## [Do this]
Lines containing the word "usterek" are the ones to copy from the records below.

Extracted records

---*---

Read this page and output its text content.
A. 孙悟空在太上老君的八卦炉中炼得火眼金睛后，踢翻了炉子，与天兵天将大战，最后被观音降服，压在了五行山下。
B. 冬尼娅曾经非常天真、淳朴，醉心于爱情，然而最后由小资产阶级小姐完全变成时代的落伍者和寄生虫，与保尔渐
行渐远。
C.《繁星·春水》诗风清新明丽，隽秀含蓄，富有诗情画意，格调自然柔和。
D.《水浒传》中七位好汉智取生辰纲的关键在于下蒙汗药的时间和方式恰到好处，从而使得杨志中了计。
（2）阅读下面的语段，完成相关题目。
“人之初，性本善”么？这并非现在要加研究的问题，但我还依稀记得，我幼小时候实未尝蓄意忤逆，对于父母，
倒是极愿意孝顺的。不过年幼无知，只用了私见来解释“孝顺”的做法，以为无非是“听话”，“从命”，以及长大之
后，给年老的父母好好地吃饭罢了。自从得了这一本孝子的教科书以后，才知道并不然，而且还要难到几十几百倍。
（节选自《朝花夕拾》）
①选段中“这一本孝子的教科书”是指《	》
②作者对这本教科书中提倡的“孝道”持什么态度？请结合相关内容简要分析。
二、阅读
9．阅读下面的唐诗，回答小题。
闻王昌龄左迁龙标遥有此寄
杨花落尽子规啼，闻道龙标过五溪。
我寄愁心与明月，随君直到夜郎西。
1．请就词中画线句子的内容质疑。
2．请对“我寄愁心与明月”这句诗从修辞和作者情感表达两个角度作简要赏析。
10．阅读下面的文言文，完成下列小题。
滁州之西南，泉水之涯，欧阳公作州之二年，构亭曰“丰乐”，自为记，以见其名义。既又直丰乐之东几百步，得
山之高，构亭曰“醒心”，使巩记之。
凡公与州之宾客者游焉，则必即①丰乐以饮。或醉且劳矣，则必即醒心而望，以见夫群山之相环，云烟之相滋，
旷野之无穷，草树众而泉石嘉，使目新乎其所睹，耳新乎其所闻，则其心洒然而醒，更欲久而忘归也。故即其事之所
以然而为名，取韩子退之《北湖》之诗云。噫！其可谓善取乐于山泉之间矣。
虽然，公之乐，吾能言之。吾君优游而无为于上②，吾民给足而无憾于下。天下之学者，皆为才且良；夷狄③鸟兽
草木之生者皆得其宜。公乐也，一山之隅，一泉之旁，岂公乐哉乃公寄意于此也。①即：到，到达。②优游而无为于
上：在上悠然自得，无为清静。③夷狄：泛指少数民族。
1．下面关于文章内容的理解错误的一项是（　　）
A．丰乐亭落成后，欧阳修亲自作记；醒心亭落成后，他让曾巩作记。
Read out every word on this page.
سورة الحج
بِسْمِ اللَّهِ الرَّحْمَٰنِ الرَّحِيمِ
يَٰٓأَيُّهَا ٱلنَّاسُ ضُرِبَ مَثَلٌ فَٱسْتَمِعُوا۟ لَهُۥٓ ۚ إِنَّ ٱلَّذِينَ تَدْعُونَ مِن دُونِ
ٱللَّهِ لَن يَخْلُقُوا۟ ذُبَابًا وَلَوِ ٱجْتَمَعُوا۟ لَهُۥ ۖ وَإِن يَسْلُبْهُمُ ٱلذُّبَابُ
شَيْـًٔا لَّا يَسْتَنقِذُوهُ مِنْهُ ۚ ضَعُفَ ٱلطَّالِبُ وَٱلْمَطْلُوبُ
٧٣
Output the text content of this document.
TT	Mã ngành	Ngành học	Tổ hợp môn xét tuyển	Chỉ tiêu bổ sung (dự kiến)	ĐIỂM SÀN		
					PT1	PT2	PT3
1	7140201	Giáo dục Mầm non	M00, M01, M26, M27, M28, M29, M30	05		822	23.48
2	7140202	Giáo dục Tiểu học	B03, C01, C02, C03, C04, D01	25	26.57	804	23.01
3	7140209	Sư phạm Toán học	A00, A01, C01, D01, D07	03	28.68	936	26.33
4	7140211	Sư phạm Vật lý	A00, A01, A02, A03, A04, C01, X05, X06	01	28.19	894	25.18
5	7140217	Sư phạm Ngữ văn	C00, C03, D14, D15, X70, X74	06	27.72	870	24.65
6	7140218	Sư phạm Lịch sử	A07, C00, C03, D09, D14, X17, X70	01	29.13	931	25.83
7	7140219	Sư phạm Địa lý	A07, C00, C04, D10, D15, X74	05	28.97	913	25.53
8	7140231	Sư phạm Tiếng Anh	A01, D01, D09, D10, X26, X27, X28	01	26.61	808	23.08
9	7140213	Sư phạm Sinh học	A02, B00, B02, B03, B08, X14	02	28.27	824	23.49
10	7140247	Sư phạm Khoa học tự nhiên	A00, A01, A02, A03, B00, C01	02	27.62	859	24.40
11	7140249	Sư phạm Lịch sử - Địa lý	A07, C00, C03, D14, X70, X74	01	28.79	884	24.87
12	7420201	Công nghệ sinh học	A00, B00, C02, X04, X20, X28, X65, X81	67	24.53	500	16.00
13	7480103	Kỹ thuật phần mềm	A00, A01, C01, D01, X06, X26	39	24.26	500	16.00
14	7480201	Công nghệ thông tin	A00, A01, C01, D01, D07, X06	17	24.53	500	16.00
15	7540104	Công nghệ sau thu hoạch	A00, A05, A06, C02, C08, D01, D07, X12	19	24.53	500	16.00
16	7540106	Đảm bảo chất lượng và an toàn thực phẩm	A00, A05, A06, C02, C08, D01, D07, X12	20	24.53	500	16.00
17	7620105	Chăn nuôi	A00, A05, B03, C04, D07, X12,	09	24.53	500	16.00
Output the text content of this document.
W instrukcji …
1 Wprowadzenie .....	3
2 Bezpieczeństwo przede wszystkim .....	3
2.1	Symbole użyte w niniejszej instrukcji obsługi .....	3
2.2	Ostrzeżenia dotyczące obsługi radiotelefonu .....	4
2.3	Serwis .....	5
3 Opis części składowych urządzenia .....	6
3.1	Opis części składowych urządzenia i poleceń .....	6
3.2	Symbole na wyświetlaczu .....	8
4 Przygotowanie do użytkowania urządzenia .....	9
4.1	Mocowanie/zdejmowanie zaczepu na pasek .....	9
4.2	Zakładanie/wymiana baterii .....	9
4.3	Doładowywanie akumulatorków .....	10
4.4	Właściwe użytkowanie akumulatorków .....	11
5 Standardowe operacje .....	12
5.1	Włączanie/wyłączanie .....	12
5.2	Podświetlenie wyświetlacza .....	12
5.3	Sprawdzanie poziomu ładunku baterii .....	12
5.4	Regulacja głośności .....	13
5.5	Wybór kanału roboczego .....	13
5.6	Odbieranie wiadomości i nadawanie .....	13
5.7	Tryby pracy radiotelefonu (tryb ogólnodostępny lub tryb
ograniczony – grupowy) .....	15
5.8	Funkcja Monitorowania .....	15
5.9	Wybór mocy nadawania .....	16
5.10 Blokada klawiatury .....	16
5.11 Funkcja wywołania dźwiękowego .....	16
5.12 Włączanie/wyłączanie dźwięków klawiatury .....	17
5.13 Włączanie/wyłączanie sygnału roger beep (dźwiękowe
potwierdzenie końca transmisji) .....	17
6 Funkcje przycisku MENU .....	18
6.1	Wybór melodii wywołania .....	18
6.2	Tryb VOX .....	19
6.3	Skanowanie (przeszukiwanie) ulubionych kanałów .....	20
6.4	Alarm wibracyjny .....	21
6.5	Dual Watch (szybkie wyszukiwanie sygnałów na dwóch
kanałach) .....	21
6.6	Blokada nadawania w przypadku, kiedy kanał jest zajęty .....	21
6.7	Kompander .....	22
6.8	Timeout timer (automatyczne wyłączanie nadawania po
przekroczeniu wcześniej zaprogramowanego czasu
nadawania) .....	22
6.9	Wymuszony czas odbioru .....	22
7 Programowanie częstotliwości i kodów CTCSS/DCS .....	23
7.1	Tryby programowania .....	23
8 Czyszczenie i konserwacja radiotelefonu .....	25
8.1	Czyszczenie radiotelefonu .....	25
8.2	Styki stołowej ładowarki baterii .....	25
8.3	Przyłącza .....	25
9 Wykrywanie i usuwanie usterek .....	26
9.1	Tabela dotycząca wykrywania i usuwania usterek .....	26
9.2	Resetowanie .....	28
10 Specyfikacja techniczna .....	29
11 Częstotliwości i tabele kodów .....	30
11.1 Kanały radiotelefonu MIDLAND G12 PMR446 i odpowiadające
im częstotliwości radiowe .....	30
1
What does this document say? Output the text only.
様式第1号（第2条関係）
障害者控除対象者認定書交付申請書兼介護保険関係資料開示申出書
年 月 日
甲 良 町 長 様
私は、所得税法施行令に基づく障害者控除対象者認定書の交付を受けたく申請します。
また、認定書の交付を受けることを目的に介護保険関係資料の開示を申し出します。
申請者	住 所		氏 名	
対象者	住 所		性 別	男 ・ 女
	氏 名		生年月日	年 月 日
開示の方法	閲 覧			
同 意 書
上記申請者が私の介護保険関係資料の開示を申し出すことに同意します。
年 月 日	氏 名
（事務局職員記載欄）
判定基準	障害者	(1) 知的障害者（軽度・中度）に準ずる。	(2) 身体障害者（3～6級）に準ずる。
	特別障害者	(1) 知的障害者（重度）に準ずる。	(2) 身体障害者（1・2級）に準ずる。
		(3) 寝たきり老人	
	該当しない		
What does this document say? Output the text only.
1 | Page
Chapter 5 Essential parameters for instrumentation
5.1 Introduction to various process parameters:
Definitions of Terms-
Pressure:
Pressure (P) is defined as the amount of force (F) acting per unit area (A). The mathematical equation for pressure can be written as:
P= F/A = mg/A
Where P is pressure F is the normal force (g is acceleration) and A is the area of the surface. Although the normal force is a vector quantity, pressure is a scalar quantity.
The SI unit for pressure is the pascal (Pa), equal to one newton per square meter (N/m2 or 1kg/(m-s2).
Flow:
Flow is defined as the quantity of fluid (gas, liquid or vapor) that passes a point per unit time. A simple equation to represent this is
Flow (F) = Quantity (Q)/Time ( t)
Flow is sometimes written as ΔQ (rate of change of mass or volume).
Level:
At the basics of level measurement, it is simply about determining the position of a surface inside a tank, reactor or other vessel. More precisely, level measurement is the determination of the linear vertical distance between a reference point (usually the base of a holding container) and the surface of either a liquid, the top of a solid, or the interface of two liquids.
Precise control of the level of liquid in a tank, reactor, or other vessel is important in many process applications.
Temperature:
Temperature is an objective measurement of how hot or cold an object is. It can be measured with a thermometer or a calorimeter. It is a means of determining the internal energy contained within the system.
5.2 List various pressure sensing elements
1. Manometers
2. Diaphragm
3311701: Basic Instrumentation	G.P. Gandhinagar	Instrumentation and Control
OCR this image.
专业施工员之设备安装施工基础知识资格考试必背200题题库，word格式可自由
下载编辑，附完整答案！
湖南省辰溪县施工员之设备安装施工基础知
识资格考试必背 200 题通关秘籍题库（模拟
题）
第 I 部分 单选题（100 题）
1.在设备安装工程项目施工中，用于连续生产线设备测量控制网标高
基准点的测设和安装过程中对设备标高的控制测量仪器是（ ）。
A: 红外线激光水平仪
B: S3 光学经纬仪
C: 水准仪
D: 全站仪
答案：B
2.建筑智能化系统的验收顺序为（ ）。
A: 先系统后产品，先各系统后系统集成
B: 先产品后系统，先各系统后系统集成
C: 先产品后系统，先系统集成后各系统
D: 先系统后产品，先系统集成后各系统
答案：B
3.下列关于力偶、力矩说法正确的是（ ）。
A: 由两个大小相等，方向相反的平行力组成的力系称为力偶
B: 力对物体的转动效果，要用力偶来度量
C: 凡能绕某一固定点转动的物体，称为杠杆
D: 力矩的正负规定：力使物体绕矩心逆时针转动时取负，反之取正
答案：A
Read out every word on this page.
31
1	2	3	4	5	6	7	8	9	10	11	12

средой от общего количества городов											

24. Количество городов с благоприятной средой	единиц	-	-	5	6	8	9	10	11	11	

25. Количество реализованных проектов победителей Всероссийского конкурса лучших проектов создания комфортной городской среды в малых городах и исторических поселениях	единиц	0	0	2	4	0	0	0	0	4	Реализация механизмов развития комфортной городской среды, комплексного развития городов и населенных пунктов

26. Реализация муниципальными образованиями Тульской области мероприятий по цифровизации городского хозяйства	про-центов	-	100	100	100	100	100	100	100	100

---*---

## [Full response]
9 Wykrywanie i usuwanie usterek .....	26
9.1	Tabela dotycząca wykrywania i usuwania usterek .....	26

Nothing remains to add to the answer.